___ SOURCE MATERIAL ___

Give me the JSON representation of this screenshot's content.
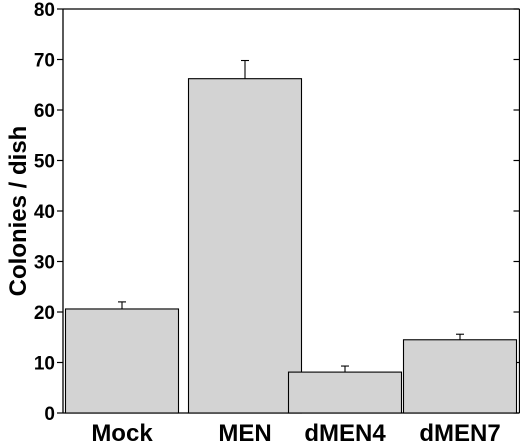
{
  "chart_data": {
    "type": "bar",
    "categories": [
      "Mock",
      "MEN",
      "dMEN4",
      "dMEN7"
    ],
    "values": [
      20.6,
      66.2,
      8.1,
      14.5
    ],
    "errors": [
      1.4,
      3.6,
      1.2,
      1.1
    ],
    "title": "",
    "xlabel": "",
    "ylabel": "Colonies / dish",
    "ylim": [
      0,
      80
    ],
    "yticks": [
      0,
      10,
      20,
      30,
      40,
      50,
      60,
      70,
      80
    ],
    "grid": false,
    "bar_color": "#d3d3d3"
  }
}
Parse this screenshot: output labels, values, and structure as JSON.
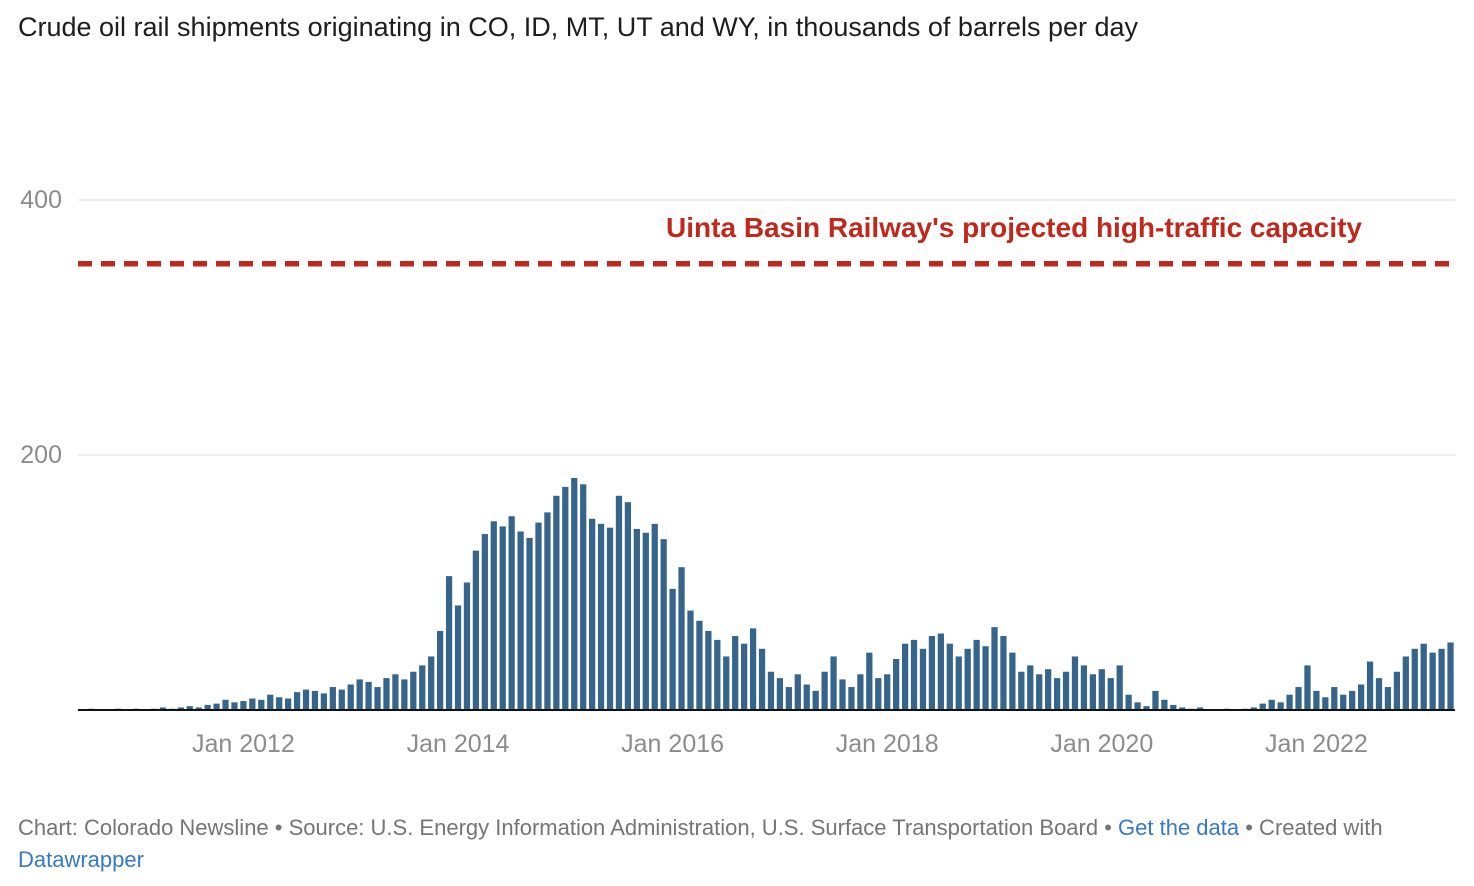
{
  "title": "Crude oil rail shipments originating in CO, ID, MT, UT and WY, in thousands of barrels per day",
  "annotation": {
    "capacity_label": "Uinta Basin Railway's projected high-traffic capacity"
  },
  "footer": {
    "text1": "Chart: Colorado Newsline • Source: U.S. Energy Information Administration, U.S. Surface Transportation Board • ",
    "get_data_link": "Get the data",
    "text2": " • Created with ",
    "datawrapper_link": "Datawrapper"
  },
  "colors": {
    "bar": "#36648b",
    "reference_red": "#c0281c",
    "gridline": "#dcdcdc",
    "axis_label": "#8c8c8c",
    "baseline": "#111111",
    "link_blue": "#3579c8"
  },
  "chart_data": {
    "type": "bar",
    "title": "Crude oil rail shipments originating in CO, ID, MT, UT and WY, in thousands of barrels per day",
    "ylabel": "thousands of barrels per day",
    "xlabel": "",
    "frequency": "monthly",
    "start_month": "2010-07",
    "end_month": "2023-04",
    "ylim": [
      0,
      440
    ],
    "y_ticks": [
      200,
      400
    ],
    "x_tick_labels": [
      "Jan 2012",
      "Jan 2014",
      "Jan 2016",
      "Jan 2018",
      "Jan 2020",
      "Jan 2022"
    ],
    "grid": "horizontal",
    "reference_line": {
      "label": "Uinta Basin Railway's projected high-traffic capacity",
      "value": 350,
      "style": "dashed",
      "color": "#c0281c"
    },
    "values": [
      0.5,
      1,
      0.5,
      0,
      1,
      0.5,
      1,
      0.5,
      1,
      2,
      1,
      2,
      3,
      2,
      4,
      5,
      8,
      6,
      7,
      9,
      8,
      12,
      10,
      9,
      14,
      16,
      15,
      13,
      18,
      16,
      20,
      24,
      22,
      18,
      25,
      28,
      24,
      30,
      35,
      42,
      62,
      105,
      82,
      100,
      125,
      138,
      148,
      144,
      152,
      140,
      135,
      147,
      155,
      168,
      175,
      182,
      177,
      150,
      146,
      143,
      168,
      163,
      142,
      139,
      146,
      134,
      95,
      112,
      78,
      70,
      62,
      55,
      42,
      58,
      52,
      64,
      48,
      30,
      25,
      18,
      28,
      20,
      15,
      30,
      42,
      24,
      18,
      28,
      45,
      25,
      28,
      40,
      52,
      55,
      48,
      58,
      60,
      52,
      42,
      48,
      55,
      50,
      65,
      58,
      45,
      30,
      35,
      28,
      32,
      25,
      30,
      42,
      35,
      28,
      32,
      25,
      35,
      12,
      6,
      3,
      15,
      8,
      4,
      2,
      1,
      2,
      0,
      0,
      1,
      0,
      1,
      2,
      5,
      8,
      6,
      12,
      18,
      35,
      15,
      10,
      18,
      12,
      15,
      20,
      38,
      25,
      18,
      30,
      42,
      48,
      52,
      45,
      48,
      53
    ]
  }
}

___

## DIRECTIONS FOR THIS TASK
Search the listing for the word "thousands" and return each line that holds it.

## TASK ANSWER
  "title": "Crude oil rail shipments originating in CO, ID, MT, UT and WY, in thousands of barrels per day",
    "title": "Crude oil rail shipments originating in CO, ID, MT, UT and WY, in thousands of barrels per day",
    "ylabel": "thousands of barrels per day",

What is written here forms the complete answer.